┌────────

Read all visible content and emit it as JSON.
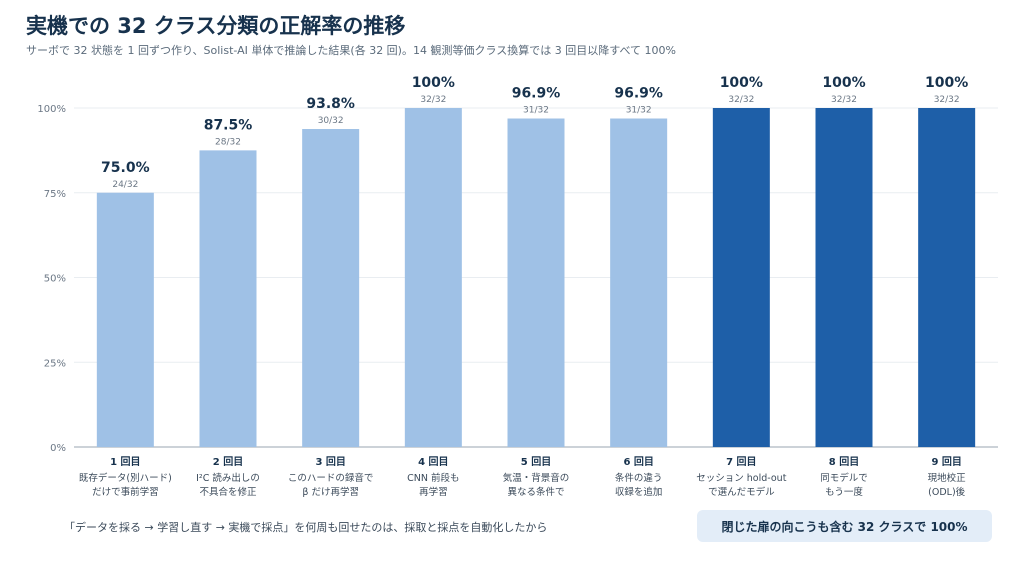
{
  "header": {
    "title": "実機での 32 クラス分類の正解率の推移",
    "subtitle": "サーボで 32 状態を 1 回ずつ作り、Solist-AI 単体で推論した結果(各 32 回)。14 観測等価クラス換算では 3 回目以降すべて 100%"
  },
  "footer": {
    "note": "「データを採る → 学習し直す → 実機で採点」を何周も回せたのは、採取と採点を自動化したから",
    "badge": "閉じた扉の向こうも含む 32 クラスで 100%"
  },
  "colors": {
    "light_bar": "#9fc1e6",
    "dark_bar": "#1e5fa8",
    "grid": "#e9edf1",
    "axis": "#9aa5b1"
  },
  "chart_data": {
    "type": "bar",
    "ylim": [
      0,
      100
    ],
    "yticks": [
      "0%",
      "25%",
      "50%",
      "75%",
      "100%"
    ],
    "ytick_values": [
      0,
      25,
      50,
      75,
      100
    ],
    "grid": true,
    "bars": [
      {
        "round": "1 回目",
        "desc": [
          "既存データ(別ハード)",
          "だけで事前学習"
        ],
        "value": 75.0,
        "label": "75.0%",
        "count": "24/32",
        "highlight": false
      },
      {
        "round": "2 回目",
        "desc": [
          "I²C 読み出しの",
          "不具合を修正"
        ],
        "value": 87.5,
        "label": "87.5%",
        "count": "28/32",
        "highlight": false
      },
      {
        "round": "3 回目",
        "desc": [
          "このハードの録音で",
          "β だけ再学習"
        ],
        "value": 93.8,
        "label": "93.8%",
        "count": "30/32",
        "highlight": false
      },
      {
        "round": "4 回目",
        "desc": [
          "CNN 前段も",
          "再学習"
        ],
        "value": 100,
        "label": "100%",
        "count": "32/32",
        "highlight": false
      },
      {
        "round": "5 回目",
        "desc": [
          "気温・背景音の",
          "異なる条件で"
        ],
        "value": 96.9,
        "label": "96.9%",
        "count": "31/32",
        "highlight": false
      },
      {
        "round": "6 回目",
        "desc": [
          "条件の違う",
          "収録を追加"
        ],
        "value": 96.9,
        "label": "96.9%",
        "count": "31/32",
        "highlight": false
      },
      {
        "round": "7 回目",
        "desc": [
          "セッション hold-out",
          "で選んだモデル"
        ],
        "value": 100,
        "label": "100%",
        "count": "32/32",
        "highlight": true
      },
      {
        "round": "8 回目",
        "desc": [
          "同モデルで",
          "もう一度"
        ],
        "value": 100,
        "label": "100%",
        "count": "32/32",
        "highlight": true
      },
      {
        "round": "9 回目",
        "desc": [
          "現地校正",
          "(ODL)後"
        ],
        "value": 100,
        "label": "100%",
        "count": "32/32",
        "highlight": true
      }
    ]
  }
}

└────────

The request
Transcribe every line from the records above without alteration, and leave out the images.

Written response
Read all visible content and emit it as JSON.
{
  "header": {
    "title": "実機での 32 クラス分類の正解率の推移",
    "subtitle": "サーボで 32 状態を 1 回ずつ作り、Solist-AI 単体で推論した結果(各 32 回)。14 観測等価クラス換算では 3 回目以降すべて 100%"
  },
  "footer": {
    "note": "「データを採る → 学習し直す → 実機で採点」を何周も回せたのは、採取と採点を自動化したから",
    "badge": "閉じた扉の向こうも含む 32 クラスで 100%"
  },
  "colors": {
    "light_bar": "#9fc1e6",
    "dark_bar": "#1e5fa8",
    "grid": "#e9edf1",
    "axis": "#9aa5b1"
  },
  "chart_data": {
    "type": "bar",
    "ylim": [
      0,
      100
    ],
    "yticks": [
      "0%",
      "25%",
      "50%",
      "75%",
      "100%"
    ],
    "ytick_values": [
      0,
      25,
      50,
      75,
      100
    ],
    "grid": true,
    "bars": [
      {
        "round": "1 回目",
        "desc": [
          "既存データ(別ハード)",
          "だけで事前学習"
        ],
        "value": 75.0,
        "label": "75.0%",
        "count": "24/32",
        "highlight": false
      },
      {
        "round": "2 回目",
        "desc": [
          "I²C 読み出しの",
          "不具合を修正"
        ],
        "value": 87.5,
        "label": "87.5%",
        "count": "28/32",
        "highlight": false
      },
      {
        "round": "3 回目",
        "desc": [
          "このハードの録音で",
          "β だけ再学習"
        ],
        "value": 93.8,
        "label": "93.8%",
        "count": "30/32",
        "highlight": false
      },
      {
        "round": "4 回目",
        "desc": [
          "CNN 前段も",
          "再学習"
        ],
        "value": 100,
        "label": "100%",
        "count": "32/32",
        "highlight": false
      },
      {
        "round": "5 回目",
        "desc": [
          "気温・背景音の",
          "異なる条件で"
        ],
        "value": 96.9,
        "label": "96.9%",
        "count": "31/32",
        "highlight": false
      },
      {
        "round": "6 回目",
        "desc": [
          "条件の違う",
          "収録を追加"
        ],
        "value": 96.9,
        "label": "96.9%",
        "count": "31/32",
        "highlight": false
      },
      {
        "round": "7 回目",
        "desc": [
          "セッション hold-out",
          "で選んだモデル"
        ],
        "value": 100,
        "label": "100%",
        "count": "32/32",
        "highlight": true
      },
      {
        "round": "8 回目",
        "desc": [
          "同モデルで",
          "もう一度"
        ],
        "value": 100,
        "label": "100%",
        "count": "32/32",
        "highlight": true
      },
      {
        "round": "9 回目",
        "desc": [
          "現地校正",
          "(ODL)後"
        ],
        "value": 100,
        "label": "100%",
        "count": "32/32",
        "highlight": true
      }
    ]
  }
}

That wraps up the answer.